▶ _Written instruction_
Take every line from the material that has the word "have" in it.

▶ _The data_

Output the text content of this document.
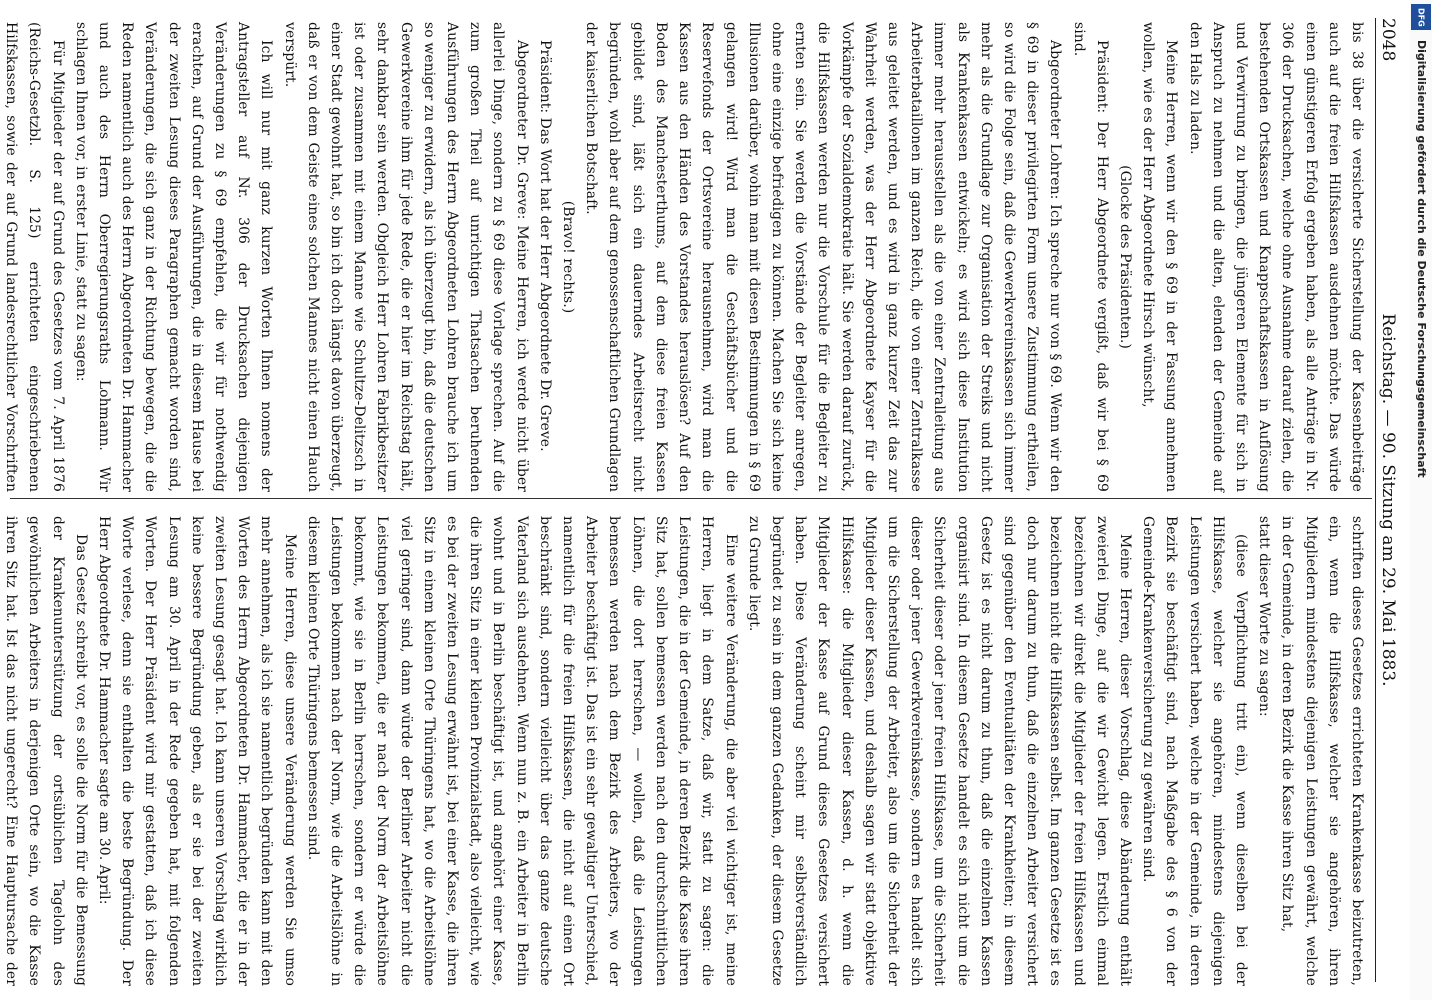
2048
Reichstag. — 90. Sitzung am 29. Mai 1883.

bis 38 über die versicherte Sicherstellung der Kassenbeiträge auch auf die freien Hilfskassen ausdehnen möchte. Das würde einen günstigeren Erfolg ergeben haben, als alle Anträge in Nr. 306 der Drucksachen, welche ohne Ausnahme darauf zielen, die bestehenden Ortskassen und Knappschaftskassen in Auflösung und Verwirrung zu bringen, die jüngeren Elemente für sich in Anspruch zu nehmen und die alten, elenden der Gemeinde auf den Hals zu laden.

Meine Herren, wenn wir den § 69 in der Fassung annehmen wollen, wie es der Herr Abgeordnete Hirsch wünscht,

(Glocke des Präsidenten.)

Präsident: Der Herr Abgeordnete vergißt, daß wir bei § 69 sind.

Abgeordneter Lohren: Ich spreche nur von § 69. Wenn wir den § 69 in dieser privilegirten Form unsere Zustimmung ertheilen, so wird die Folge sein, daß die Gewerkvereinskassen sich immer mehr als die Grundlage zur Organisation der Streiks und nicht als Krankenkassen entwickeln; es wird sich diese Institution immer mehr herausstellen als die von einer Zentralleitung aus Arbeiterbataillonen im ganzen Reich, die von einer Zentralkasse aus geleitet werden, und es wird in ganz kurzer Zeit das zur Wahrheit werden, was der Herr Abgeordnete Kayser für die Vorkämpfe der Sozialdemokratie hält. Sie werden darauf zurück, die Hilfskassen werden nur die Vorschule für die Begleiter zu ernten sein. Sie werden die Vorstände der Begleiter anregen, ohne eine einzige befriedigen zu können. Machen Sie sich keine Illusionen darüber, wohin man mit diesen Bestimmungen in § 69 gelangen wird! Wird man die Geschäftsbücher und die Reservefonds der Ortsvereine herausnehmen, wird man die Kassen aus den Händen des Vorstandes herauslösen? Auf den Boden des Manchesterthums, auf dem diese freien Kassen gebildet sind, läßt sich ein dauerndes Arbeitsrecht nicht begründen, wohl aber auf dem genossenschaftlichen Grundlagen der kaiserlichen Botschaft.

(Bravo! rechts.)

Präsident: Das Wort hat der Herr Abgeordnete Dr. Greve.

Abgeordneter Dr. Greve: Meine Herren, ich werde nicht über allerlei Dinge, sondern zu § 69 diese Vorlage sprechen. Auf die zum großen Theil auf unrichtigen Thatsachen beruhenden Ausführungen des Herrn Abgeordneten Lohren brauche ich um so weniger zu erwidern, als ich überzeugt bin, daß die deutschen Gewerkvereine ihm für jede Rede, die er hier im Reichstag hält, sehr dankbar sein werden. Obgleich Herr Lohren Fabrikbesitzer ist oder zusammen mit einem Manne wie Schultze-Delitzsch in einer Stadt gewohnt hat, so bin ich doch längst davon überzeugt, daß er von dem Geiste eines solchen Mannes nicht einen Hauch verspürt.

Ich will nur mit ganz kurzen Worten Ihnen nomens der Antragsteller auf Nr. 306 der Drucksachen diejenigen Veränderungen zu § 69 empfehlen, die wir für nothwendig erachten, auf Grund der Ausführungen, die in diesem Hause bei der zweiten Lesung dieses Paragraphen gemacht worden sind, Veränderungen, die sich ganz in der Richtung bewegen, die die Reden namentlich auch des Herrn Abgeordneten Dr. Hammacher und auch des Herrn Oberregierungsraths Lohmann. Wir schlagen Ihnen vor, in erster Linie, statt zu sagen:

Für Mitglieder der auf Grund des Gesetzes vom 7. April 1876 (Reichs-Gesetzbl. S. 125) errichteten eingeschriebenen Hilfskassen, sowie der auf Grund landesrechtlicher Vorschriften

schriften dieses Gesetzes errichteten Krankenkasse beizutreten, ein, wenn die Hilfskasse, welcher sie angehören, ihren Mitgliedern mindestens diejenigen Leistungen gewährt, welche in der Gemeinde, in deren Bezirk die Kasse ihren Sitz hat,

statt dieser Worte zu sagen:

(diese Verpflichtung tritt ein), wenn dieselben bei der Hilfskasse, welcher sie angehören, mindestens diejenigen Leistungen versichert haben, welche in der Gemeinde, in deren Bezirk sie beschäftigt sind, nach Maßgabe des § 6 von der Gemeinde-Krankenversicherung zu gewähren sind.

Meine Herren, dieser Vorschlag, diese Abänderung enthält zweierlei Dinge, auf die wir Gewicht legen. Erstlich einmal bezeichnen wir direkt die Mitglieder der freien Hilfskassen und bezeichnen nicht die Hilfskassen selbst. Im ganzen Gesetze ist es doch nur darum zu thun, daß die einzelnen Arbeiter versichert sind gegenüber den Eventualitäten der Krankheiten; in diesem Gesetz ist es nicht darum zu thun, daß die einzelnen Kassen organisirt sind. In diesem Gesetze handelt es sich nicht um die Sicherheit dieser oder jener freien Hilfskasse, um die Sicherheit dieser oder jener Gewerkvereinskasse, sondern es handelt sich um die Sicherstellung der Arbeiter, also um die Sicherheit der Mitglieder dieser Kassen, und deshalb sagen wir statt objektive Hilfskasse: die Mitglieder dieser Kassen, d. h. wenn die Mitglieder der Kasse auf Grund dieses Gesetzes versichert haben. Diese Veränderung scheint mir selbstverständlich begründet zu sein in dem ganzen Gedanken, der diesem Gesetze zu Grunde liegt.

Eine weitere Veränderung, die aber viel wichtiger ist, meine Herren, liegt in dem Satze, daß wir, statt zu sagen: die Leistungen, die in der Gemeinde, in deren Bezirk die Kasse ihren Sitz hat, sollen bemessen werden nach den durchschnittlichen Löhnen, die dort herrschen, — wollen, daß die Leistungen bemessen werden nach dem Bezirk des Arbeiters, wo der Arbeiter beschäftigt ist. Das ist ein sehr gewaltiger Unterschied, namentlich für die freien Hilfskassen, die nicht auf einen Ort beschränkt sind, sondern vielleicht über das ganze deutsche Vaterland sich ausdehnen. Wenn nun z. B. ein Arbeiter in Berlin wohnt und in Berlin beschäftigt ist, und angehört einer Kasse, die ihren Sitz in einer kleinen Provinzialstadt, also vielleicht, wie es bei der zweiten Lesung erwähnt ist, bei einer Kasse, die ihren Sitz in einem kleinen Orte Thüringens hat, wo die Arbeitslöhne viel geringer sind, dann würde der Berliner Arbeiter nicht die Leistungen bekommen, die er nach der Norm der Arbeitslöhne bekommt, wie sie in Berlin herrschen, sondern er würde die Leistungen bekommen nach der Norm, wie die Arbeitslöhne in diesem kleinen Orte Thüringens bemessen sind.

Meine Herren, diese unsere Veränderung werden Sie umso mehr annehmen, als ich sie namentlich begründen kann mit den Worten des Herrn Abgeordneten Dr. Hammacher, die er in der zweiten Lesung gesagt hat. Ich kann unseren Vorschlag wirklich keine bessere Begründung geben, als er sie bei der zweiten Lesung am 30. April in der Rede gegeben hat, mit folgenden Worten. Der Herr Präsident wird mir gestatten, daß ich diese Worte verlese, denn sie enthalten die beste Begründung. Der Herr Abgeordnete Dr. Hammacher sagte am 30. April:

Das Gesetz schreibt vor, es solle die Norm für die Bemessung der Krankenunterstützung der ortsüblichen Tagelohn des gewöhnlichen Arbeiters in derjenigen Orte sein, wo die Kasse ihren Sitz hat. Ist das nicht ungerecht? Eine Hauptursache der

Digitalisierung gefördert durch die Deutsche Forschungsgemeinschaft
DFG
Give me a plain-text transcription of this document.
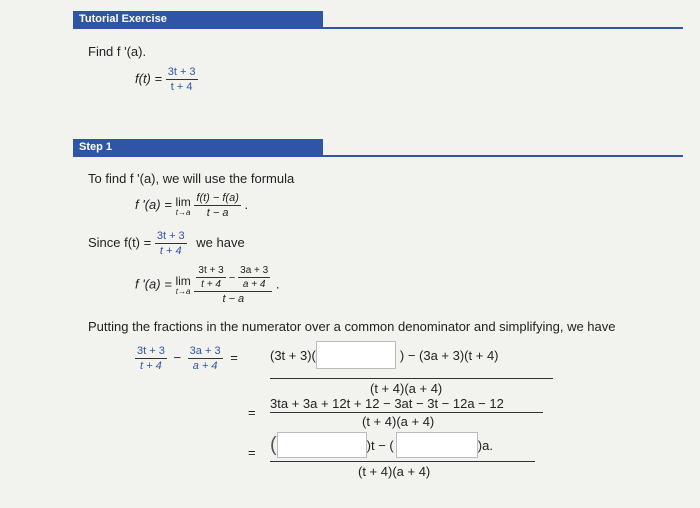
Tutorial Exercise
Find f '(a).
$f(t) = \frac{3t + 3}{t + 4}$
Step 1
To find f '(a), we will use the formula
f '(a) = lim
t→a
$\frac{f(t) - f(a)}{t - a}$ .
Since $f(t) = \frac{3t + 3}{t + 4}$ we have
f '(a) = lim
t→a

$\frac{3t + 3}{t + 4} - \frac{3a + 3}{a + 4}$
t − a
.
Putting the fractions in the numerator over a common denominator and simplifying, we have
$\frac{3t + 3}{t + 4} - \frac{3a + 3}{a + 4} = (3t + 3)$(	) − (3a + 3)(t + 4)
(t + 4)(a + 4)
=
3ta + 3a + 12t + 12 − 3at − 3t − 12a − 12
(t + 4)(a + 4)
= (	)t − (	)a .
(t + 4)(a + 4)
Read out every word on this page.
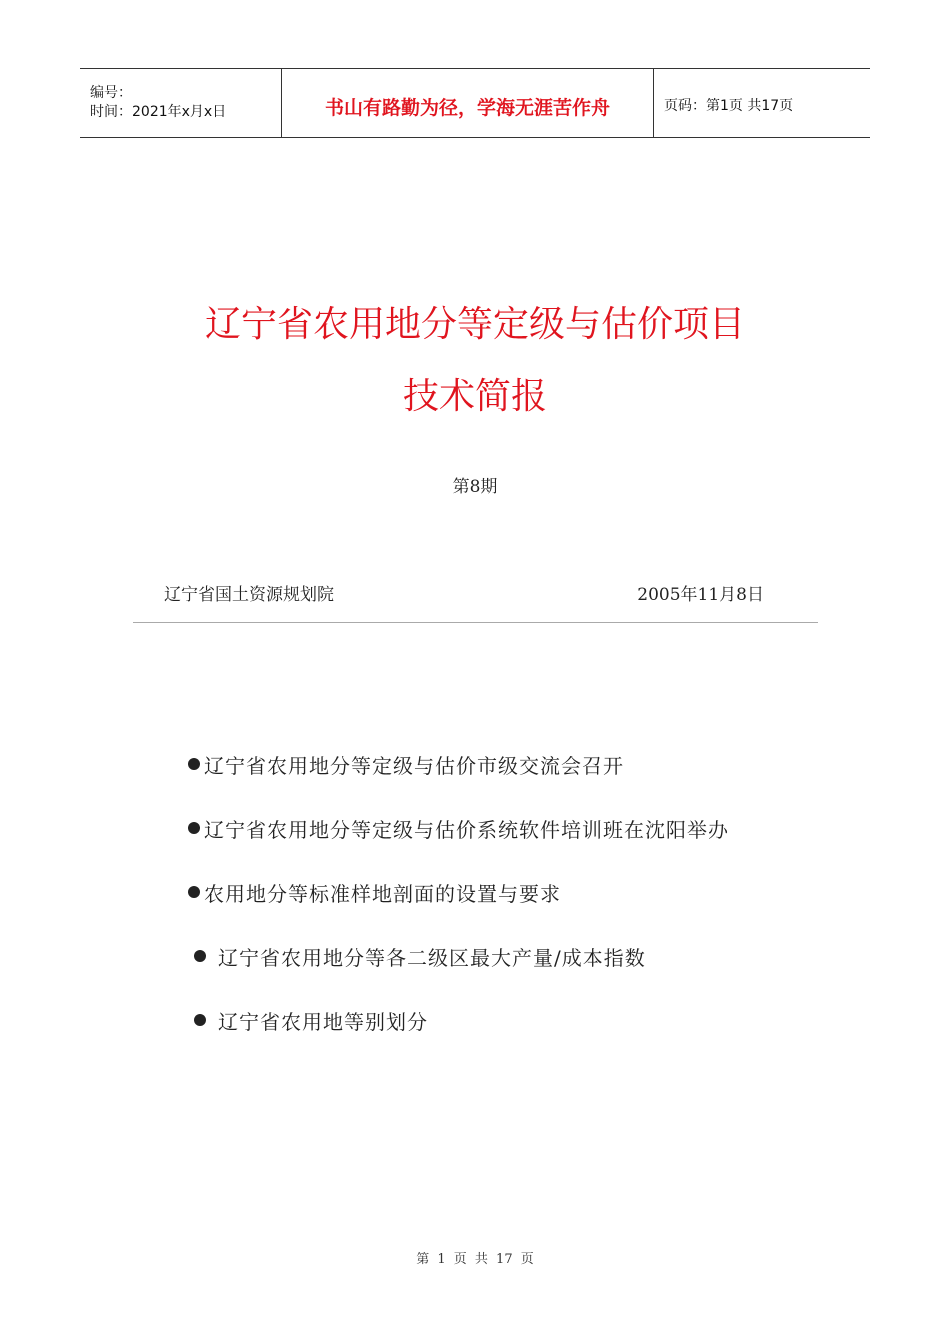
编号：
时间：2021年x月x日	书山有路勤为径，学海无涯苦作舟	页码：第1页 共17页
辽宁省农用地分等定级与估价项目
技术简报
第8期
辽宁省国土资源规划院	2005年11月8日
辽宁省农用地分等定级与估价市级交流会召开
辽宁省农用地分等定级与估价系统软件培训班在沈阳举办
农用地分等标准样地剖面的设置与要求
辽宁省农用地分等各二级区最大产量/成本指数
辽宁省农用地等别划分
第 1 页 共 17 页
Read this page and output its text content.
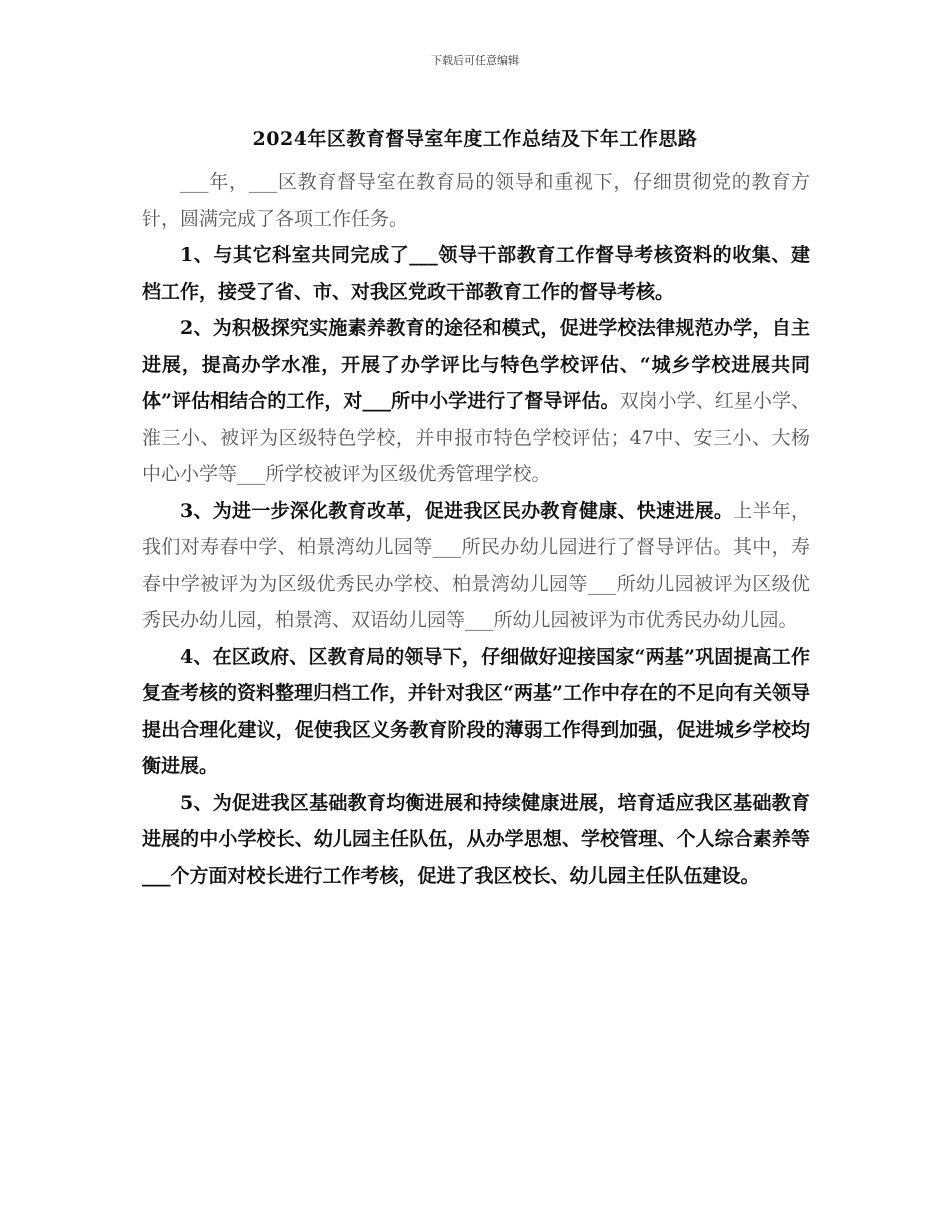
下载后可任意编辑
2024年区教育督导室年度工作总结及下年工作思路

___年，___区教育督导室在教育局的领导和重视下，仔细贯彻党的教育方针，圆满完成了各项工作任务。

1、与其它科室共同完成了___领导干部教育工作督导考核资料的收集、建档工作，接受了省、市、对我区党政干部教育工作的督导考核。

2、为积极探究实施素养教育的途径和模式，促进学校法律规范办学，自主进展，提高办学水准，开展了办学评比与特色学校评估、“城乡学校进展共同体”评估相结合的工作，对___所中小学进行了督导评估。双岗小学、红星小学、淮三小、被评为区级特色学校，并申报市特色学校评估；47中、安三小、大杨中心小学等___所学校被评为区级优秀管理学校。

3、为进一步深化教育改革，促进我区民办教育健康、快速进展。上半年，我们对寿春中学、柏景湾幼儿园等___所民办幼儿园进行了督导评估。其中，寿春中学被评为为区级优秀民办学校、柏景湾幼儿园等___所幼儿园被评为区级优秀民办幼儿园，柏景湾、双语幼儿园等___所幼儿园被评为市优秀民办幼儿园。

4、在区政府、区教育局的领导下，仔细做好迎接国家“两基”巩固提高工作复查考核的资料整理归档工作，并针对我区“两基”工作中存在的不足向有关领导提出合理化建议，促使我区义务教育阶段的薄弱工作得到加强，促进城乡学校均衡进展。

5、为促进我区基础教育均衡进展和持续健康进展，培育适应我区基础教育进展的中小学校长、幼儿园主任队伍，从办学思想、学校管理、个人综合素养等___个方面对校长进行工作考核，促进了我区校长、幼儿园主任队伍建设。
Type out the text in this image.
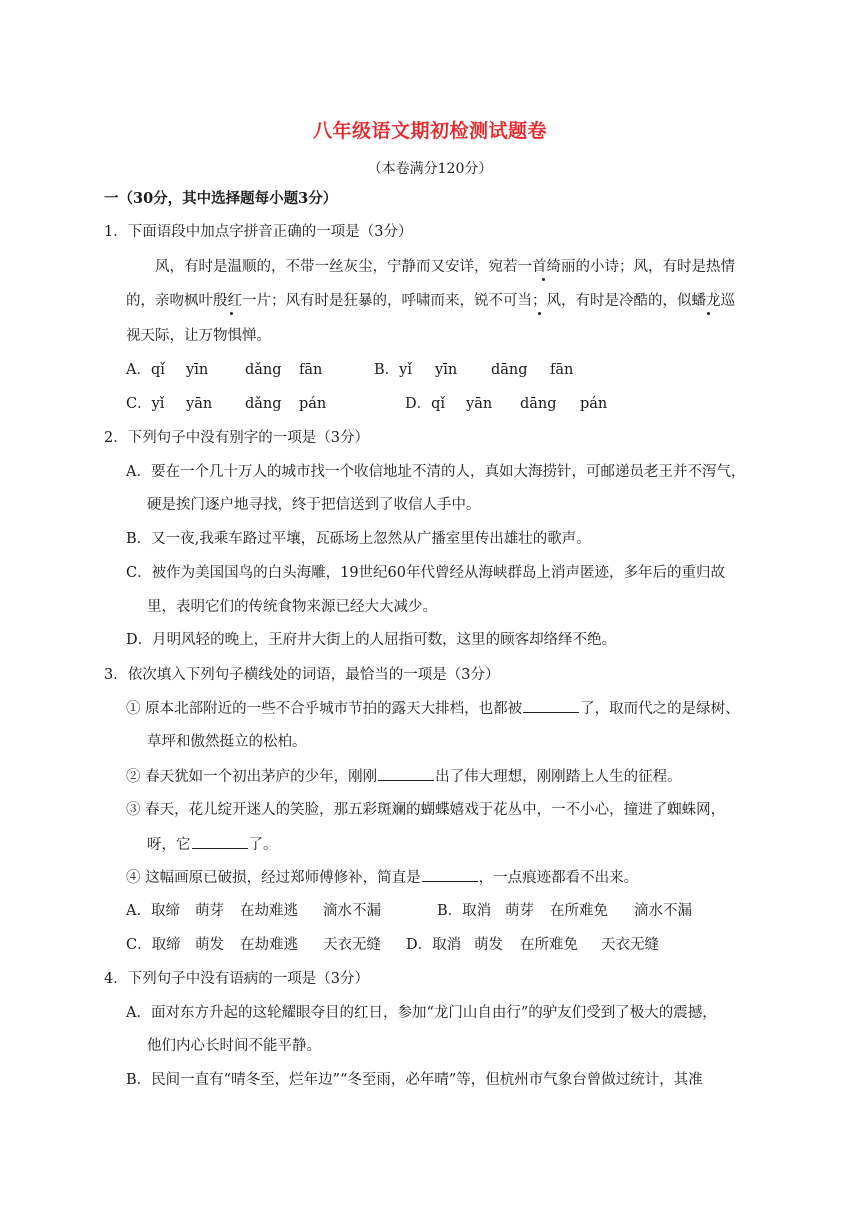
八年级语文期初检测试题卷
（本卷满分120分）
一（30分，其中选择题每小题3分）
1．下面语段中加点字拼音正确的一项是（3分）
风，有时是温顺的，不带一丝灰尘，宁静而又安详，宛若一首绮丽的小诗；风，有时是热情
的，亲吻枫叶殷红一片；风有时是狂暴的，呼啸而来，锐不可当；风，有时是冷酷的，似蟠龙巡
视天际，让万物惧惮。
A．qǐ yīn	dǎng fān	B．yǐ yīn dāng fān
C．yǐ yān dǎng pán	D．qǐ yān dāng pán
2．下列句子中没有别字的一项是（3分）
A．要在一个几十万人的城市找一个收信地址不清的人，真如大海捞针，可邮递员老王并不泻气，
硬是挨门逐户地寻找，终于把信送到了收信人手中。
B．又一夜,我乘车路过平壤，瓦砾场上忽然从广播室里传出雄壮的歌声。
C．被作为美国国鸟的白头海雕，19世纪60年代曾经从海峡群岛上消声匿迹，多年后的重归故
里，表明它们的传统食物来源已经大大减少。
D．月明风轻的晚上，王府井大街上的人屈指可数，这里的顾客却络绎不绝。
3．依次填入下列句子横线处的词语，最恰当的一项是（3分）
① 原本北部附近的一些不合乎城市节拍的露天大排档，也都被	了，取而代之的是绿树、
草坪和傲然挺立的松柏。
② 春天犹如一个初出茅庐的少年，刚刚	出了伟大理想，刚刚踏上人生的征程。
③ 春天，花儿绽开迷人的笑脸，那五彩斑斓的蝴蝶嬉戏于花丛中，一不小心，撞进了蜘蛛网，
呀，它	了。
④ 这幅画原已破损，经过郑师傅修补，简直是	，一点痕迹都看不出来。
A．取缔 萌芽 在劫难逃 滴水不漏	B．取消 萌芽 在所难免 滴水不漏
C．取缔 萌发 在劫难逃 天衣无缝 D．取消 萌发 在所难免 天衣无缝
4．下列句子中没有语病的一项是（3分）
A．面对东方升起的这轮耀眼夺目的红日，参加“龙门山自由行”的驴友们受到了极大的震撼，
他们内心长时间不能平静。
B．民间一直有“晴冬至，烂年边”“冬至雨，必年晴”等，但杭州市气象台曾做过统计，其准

▶ _Complete output_
Since $f(t) = \frac{3t + 3}{t + 4}$ we have
Putting the fractions in the numerator over a common denominator and simplifying, we have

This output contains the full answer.